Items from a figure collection
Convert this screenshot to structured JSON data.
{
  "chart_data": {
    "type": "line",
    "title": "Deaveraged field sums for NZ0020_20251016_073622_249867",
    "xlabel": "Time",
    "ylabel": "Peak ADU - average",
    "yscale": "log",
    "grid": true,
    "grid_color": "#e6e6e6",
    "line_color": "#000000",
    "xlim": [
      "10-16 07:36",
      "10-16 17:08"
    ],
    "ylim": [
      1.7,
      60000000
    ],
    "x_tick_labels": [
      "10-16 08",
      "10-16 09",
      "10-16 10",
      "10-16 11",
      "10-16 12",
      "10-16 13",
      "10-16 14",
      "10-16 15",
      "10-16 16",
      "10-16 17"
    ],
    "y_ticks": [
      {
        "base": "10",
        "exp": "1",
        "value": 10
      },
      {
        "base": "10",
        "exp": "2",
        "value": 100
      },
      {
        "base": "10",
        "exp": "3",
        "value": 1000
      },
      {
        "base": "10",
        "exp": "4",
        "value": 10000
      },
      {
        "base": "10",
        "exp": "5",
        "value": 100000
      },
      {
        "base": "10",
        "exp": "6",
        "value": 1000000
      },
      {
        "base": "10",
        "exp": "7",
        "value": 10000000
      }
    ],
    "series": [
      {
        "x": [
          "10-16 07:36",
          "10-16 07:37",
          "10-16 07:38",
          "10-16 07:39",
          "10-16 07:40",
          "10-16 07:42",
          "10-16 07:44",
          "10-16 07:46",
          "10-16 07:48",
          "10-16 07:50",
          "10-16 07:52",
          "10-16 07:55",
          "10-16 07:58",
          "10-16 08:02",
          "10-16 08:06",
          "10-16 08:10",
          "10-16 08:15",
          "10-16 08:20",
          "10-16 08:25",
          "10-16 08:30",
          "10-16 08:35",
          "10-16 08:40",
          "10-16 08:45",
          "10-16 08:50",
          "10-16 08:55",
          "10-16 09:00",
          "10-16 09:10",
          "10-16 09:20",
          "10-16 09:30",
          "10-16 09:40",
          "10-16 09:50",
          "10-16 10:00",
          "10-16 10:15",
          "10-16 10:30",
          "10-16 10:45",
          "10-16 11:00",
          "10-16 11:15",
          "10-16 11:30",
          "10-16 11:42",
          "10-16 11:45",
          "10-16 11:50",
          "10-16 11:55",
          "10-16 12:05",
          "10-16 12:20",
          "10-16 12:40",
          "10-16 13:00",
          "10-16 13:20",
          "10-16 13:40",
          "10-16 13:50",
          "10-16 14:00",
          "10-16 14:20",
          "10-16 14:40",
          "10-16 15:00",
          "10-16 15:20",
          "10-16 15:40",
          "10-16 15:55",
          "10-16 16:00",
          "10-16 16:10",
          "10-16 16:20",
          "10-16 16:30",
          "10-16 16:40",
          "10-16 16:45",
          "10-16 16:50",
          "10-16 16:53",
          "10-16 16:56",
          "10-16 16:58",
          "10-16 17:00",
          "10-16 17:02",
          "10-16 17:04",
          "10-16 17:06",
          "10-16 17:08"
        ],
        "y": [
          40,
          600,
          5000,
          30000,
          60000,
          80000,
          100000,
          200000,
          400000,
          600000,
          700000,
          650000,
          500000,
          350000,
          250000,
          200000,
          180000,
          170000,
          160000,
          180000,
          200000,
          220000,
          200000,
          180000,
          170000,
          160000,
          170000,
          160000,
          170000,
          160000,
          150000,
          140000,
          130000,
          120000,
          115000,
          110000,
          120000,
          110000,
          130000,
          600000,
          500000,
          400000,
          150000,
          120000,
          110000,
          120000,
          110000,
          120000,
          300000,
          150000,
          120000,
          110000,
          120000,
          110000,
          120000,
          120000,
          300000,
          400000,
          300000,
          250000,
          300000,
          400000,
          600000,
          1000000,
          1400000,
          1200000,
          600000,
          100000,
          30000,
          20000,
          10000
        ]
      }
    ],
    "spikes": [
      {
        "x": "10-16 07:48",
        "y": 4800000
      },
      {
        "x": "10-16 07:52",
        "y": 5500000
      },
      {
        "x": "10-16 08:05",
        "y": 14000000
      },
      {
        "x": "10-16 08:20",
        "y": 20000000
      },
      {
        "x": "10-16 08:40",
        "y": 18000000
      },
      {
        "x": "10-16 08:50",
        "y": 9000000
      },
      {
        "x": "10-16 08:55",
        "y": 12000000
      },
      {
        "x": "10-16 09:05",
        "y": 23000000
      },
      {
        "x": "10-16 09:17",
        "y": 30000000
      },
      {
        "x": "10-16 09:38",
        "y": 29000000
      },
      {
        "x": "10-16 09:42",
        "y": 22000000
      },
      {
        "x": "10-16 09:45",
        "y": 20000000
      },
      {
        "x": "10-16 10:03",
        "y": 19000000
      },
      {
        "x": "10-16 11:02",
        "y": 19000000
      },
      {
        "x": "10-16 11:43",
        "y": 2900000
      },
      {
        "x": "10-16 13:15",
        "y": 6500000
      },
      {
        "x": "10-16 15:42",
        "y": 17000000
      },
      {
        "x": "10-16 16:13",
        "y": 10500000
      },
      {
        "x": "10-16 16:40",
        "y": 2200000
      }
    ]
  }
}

- Task objective -
Copy each line from the records above that includes the string "value".

- Answer to the task -
        "value": 10
        "value": 100
        "value": 1000
        "value": 10000
        "value": 100000
        "value": 1000000
        "value": 10000000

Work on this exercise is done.